### Work to do
Print the entries in full, word for word, but not the pictures.

----------

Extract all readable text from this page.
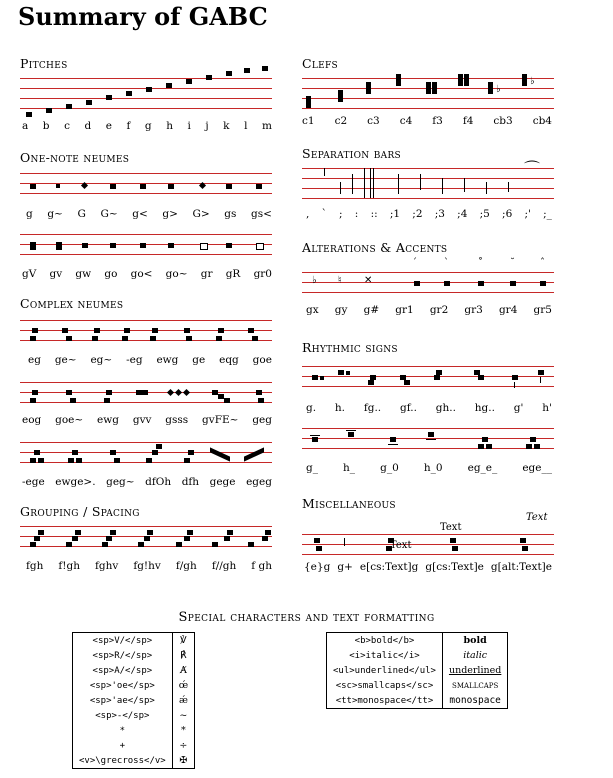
Summary of GABC
Pitches
a b c d e f g h i j k l m
One-note neumes
g g~ G G~ g< g> G> gs gs<
gV gv gw go go< go~ gr gR gr0
Complex neumes
eg ge~ eg~ -eg ewg ge eqg goe
eog goe~ ewg gvv gsss gvFE~ geg
-ege ewge>. geg~ dfOh dfh gege egeg
Grouping / Spacing
fgh f!gh fghv fg!hv f/gh f//gh f gh
Clefs
♭
♭
c1 c2 c3 c4 f3 f4 cb3 cb4
Separation bars
⌒
, ` ; : :: ;1 ;2 ;3 ;4 ;5 ;6 ;' ;_
Alterations & Accents
♭ ♮ ✕
ˊ	ˋ	˚	˘	ˆ
gx gy g# gr1 gr2 gr3 gr4 gr5
Rhythmic signs
g. h. fg.. gf.. gh.. hg.. g' h'
g_ h_ g_0 h_0 eg_e_ ege__
Miscellaneous
Text
Text
Text
{e}g g+ e[cs:Text]g g[cs:Text]e g[alt:Text]e
Special characters and text formatting
<sp>V/</sp>	℣
<sp>R/</sp>	℟
<sp>A/</sp>	A̸
<sp>'oe</sp>	œ́
<sp>'ae</sp>	ǽ
<sp>-</sp>	~
*	*
+	÷
<v>\grecross</v>	✠
<b>bold</b>	bold
<i>italic</i>	italic
<ul>underlined</ul>	underlined
<sc>smallcaps</sc>	smallcaps
<tt>monospace</tt>	monospace
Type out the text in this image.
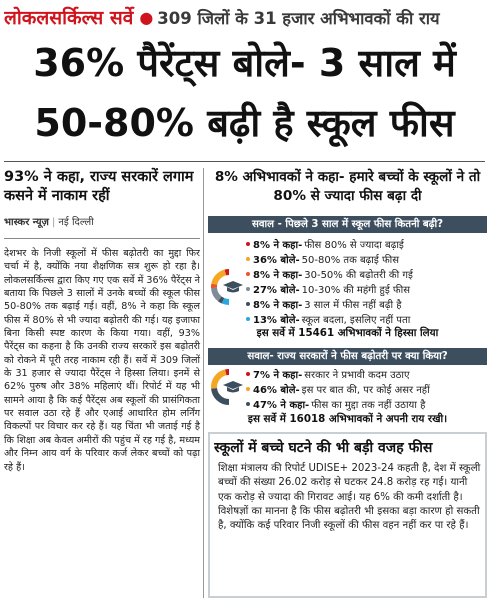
लोकलसर्किल्स सर्वे ● 309 जिलों के 31 हजार अभिभावकों की राय
36% पैरेंट्स बोले- 3 साल में
50-80% बढ़ी है स्कूल फीस
93% ने कहा, राज्य सरकारें लगाम कसने में नाकाम रहीं
भास्कर न्यूज़ | नई दिल्ली
देशभर के निजी स्कूलों में फीस बढ़ोतरी का मुद्दा फिर चर्चा में है, क्योंकि नया शैक्षणिक सत्र शुरू हो रहा है। लोकलसर्किल्स द्वारा किए गए एक सर्वे में 36% पैरेंट्स ने बताया कि पिछले 3 सालों में उनके बच्चों की स्कूल फीस 50-80% तक बढ़ाई गई। वहीं, 8% ने कहा कि स्कूल फीस में 80% से भी ज्यादा बढ़ोतरी की गई। यह इजाफा बिना किसी स्पष्ट कारण के किया गया। वहीं, 93% पैरेंट्स का कहना है कि उनकी राज्य सरकारें इस बढ़ोतरी को रोकने में पूरी तरह नाकाम रही हैं। सर्वे में 309 जिलों के 31 हजार से ज्यादा पैरेंट्स ने हिस्सा लिया। इनमें से 62% पुरुष और 38% महिलाएं थीं। रिपोर्ट में यह भी सामने आया है कि कई पैरेंट्स अब स्कूलों की प्रासंगिकता पर सवाल उठा रहे हैं और एआई आधारित होम लर्निंग विकल्पों पर विचार कर रहे हैं। यह चिंता भी जताई गई है कि शिक्षा अब केवल अमीरों की पहुंच में रह गई है, मध्यम और निम्न आय वर्ग के परिवार कर्ज लेकर बच्चों को पढ़ा रहे हैं।
8% अभिभावकों ने कहा- हमारे बच्चों के स्कूलों ने तो 80% से ज्यादा फीस बढ़ा दी
सवाल - पिछले 3 साल में स्कूल फीस कितनी बढ़ी?
8% ने कहा- फीस 80% से ज्यादा बढ़ाई
36% बोले- 50-80% तक बढ़ाई फीस
8% ने कहा- 30-50% की बढ़ोतरी की गई
27% बोले- 10-30% की महंगी हुई फीस
8% ने कहा- 3 साल में फीस नहीं बढ़ी है
13% बोले- स्कूल बदला, इसलिए नहीं पता
इस सर्वे में 15461 अभिभावकों ने हिस्सा लिया
सवाल- राज्य सरकारों ने फीस बढ़ोतरी पर क्या किया?
7% ने कहा- सरकार ने प्रभावी कदम उठाए
46% बोले- इस पर बात की, पर कोई असर नहीं
47% ने कहा- फीस का मुद्दा तक नहीं उठाया है
इस सर्वे में 16018 अभिभावकों ने अपनी राय रखी।
स्कूलों में बच्चे घटने की भी बड़ी वजह फीस
शिक्षा मंत्रालय की रिपोर्ट UDISE+ 2023-24 कहती है, देश में स्कूली बच्चों की संख्या 26.02 करोड़ से घटकर 24.8 करोड़ रह गई। यानी एक करोड़ से ज्यादा की गिरावट आई। यह 6% की कमी दर्शाती है। विशेषज्ञों का मानना है कि फीस बढ़ोतरी भी इसका बड़ा कारण हो सकती है, क्योंकि कई परिवार निजी स्कूलों की फीस वहन नहीं कर पा रहे हैं।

----------

### Reply
Extract all readable text from this page.
Summary of GABC
Pitches
a b c d e f g h i j k l m
One-note neumes
g g~ G G~ g< g> G> gs gs<
gV gv gw go go< go~ gr gR gr0
Complex neumes
eg ge~ eg~ -eg ewg ge eqg goe
eog goe~ ewg gvv gsss gvFE~ geg
-ege ewge>. geg~ dfOh dfh gege egeg
Grouping / Spacing
fgh f!gh fghv fg!hv f/gh f//gh f gh
Clefs
♭
♭
c1 c2 c3 c4 f3 f4 cb3 cb4
Separation bars
⌒
, ` ; : :: ;1 ;2 ;3 ;4 ;5 ;6 ;' ;_
Alterations & Accents
♭ ♮ ✕
ˊ	ˋ	˚	˘	ˆ
gx gy g# gr1 gr2 gr3 gr4 gr5
Rhythmic signs
g. h. fg.. gf.. gh.. hg.. g' h'
g_ h_ g_0 h_0 eg_e_ ege__
Miscellaneous
Text
Text
Text
{e}g g+ e[cs:Text]g g[cs:Text]e g[alt:Text]e
Special characters and text formatting
<sp>V/</sp>	℣
<sp>R/</sp>	℟
<sp>A/</sp>	A̸
<sp>'oe</sp>	œ́
<sp>'ae</sp>	ǽ
<sp>-</sp>	~
*	*
+	÷
<v>\grecross</v>	✠
<b>bold</b>	bold
<i>italic</i>	italic
<ul>underlined</ul>	underlined
<sc>smallcaps</sc>	smallcaps
<tt>monospace</tt>	monospace
Type out the text in this image.
लोकलसर्किल्स सर्वे ● 309 जिलों के 31 हजार अभिभावकों की राय
36% पैरेंट्स बोले- 3 साल में
50-80% बढ़ी है स्कूल फीस
93% ने कहा, राज्य सरकारें लगाम कसने में नाकाम रहीं
भास्कर न्यूज़ | नई दिल्ली
देशभर के निजी स्कूलों में फीस बढ़ोतरी का मुद्दा फिर चर्चा में है, क्योंकि नया शैक्षणिक सत्र शुरू हो रहा है। लोकलसर्किल्स द्वारा किए गए एक सर्वे में 36% पैरेंट्स ने बताया कि पिछले 3 सालों में उनके बच्चों की स्कूल फीस 50-80% तक बढ़ाई गई। वहीं, 8% ने कहा कि स्कूल फीस में 80% से भी ज्यादा बढ़ोतरी की गई। यह इजाफा बिना किसी स्पष्ट कारण के किया गया। वहीं, 93% पैरेंट्स का कहना है कि उनकी राज्य सरकारें इस बढ़ोतरी को रोकने में पूरी तरह नाकाम रही हैं। सर्वे में 309 जिलों के 31 हजार से ज्यादा पैरेंट्स ने हिस्सा लिया। इनमें से 62% पुरुष और 38% महिलाएं थीं। रिपोर्ट में यह भी सामने आया है कि कई पैरेंट्स अब स्कूलों की प्रासंगिकता पर सवाल उठा रहे हैं और एआई आधारित होम लर्निंग विकल्पों पर विचार कर रहे हैं। यह चिंता भी जताई गई है कि शिक्षा अब केवल अमीरों की पहुंच में रह गई है, मध्यम और निम्न आय वर्ग के परिवार कर्ज लेकर बच्चों को पढ़ा रहे हैं।
8% अभिभावकों ने कहा- हमारे बच्चों के स्कूलों ने तो 80% से ज्यादा फीस बढ़ा दी
सवाल - पिछले 3 साल में स्कूल फीस कितनी बढ़ी?
8% ने कहा- फीस 80% से ज्यादा बढ़ाई
36% बोले- 50-80% तक बढ़ाई फीस
8% ने कहा- 30-50% की बढ़ोतरी की गई
27% बोले- 10-30% की महंगी हुई फीस
8% ने कहा- 3 साल में फीस नहीं बढ़ी है
13% बोले- स्कूल बदला, इसलिए नहीं पता
इस सर्वे में 15461 अभिभावकों ने हिस्सा लिया
सवाल- राज्य सरकारों ने फीस बढ़ोतरी पर क्या किया?
7% ने कहा- सरकार ने प्रभावी कदम उठाए
46% बोले- इस पर बात की, पर कोई असर नहीं
47% ने कहा- फीस का मुद्दा तक नहीं उठाया है
इस सर्वे में 16018 अभिभावकों ने अपनी राय रखी।
स्कूलों में बच्चे घटने की भी बड़ी वजह फीस
शिक्षा मंत्रालय की रिपोर्ट UDISE+ 2023-24 कहती है, देश में स्कूली बच्चों की संख्या 26.02 करोड़ से घटकर 24.8 करोड़ रह गई। यानी एक करोड़ से ज्यादा की गिरावट आई। यह 6% की कमी दर्शाती है। विशेषज्ञों का मानना है कि फीस बढ़ोतरी भी इसका बड़ा कारण हो सकती है, क्योंकि कई परिवार निजी स्कूलों की फीस वहन नहीं कर पा रहे हैं।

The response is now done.